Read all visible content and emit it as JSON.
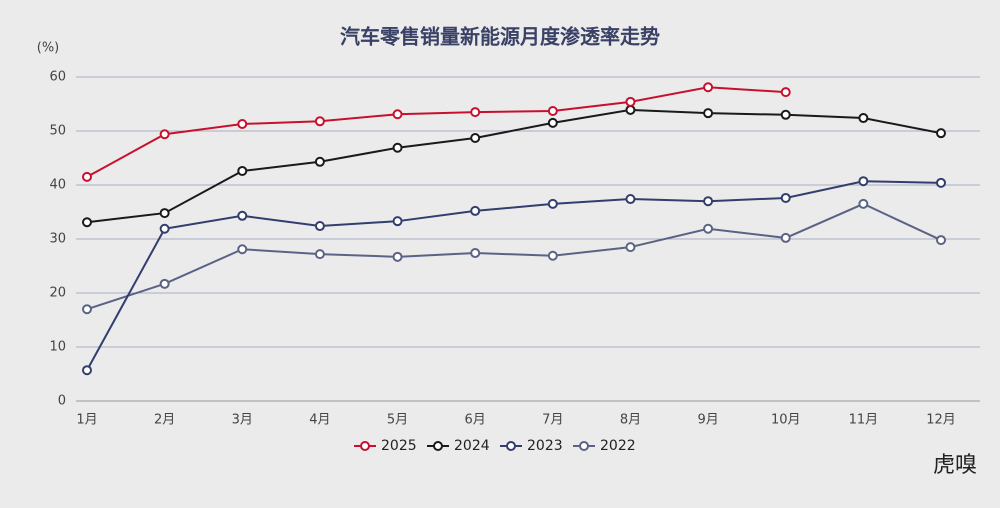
{
  "chart_data": {
    "type": "line",
    "title": "汽车零售销量新能源月度渗透率走势",
    "y_unit": "(%)",
    "categories": [
      "1月",
      "2月",
      "3月",
      "4月",
      "5月",
      "6月",
      "7月",
      "8月",
      "9月",
      "10月",
      "11月",
      "12月"
    ],
    "series": [
      {
        "name": "2025",
        "color": "#c8102e",
        "values": [
          41.5,
          49.4,
          51.3,
          51.8,
          53.1,
          53.5,
          53.7,
          55.4,
          58.1,
          57.2,
          null,
          null
        ]
      },
      {
        "name": "2024",
        "color": "#1a1a1a",
        "values": [
          33.1,
          34.8,
          42.6,
          44.3,
          46.9,
          48.7,
          51.5,
          53.9,
          53.3,
          53.0,
          52.4,
          49.6
        ]
      },
      {
        "name": "2023",
        "color": "#323e6e",
        "values": [
          5.7,
          31.9,
          34.3,
          32.4,
          33.3,
          35.2,
          36.5,
          37.4,
          37.0,
          37.6,
          40.7,
          40.4
        ]
      },
      {
        "name": "2022",
        "color": "#5a6385",
        "values": [
          17.0,
          21.7,
          28.1,
          27.2,
          26.7,
          27.4,
          26.9,
          28.5,
          31.9,
          30.2,
          36.5,
          29.8
        ]
      }
    ],
    "ylim": [
      0,
      60
    ],
    "yticks": [
      0,
      10,
      20,
      30,
      40,
      50,
      60
    ],
    "grid": true,
    "legend": "bottom"
  },
  "logo": "虎嗅"
}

+ + + + + + +

▸ PROBLEM REQUIREMENTS
Reproduce the data above in full, exactly as it is, with the pictures left out.

▸ OUTPUT FOR THIS EXERCISE
Read all visible content and emit it as JSON.
{
  "chart_data": {
    "type": "line",
    "title": "汽车零售销量新能源月度渗透率走势",
    "y_unit": "(%)",
    "categories": [
      "1月",
      "2月",
      "3月",
      "4月",
      "5月",
      "6月",
      "7月",
      "8月",
      "9月",
      "10月",
      "11月",
      "12月"
    ],
    "series": [
      {
        "name": "2025",
        "color": "#c8102e",
        "values": [
          41.5,
          49.4,
          51.3,
          51.8,
          53.1,
          53.5,
          53.7,
          55.4,
          58.1,
          57.2,
          null,
          null
        ]
      },
      {
        "name": "2024",
        "color": "#1a1a1a",
        "values": [
          33.1,
          34.8,
          42.6,
          44.3,
          46.9,
          48.7,
          51.5,
          53.9,
          53.3,
          53.0,
          52.4,
          49.6
        ]
      },
      {
        "name": "2023",
        "color": "#323e6e",
        "values": [
          5.7,
          31.9,
          34.3,
          32.4,
          33.3,
          35.2,
          36.5,
          37.4,
          37.0,
          37.6,
          40.7,
          40.4
        ]
      },
      {
        "name": "2022",
        "color": "#5a6385",
        "values": [
          17.0,
          21.7,
          28.1,
          27.2,
          26.7,
          27.4,
          26.9,
          28.5,
          31.9,
          30.2,
          36.5,
          29.8
        ]
      }
    ],
    "ylim": [
      0,
      60
    ],
    "yticks": [
      0,
      10,
      20,
      30,
      40,
      50,
      60
    ],
    "grid": true,
    "legend": "bottom"
  },
  "logo": "虎嗅"
}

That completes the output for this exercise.